• Aim
Tell how many lines in the data below hold the string "Powstańców"; give nothing but the number.

[Data listing]
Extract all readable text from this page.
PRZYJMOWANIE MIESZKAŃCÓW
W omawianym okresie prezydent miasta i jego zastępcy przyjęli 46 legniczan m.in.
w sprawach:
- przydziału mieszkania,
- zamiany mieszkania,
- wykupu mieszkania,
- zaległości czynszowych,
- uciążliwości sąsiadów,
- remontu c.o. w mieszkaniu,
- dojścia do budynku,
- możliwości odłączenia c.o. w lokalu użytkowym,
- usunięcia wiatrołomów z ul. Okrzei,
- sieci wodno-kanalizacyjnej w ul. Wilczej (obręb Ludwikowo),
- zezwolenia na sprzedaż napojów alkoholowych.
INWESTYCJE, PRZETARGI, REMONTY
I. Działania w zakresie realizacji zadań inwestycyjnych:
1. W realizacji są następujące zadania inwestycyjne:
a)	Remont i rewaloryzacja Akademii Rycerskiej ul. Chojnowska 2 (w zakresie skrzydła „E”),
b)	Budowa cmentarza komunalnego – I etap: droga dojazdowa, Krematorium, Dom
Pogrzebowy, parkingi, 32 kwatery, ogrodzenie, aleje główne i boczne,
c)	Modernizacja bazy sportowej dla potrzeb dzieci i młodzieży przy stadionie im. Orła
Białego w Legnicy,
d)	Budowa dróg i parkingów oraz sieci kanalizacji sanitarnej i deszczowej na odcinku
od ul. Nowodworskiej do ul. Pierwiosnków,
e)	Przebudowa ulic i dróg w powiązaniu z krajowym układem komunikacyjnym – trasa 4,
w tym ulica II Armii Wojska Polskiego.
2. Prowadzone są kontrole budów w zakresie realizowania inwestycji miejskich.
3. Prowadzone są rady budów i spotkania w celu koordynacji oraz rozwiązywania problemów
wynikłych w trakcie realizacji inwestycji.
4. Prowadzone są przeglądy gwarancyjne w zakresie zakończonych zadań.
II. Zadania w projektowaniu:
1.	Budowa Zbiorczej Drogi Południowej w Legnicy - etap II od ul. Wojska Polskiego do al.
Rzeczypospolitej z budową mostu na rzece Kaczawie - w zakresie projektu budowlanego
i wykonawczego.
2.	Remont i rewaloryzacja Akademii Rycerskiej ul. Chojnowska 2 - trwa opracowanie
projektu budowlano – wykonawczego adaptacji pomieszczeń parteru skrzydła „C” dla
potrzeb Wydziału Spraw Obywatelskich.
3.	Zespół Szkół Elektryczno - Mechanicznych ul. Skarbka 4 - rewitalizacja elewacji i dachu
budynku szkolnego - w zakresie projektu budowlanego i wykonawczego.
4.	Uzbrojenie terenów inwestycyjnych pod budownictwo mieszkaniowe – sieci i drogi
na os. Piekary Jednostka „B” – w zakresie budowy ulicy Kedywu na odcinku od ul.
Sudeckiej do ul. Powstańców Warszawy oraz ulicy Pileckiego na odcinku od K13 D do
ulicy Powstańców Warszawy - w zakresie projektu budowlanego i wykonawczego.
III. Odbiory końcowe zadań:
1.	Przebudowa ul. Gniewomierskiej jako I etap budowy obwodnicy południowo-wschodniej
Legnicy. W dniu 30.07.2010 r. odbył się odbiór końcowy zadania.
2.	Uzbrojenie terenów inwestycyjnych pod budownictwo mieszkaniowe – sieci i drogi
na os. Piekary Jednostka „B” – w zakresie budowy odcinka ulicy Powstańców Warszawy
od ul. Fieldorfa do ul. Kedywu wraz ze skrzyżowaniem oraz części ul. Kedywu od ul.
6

• Task solution
3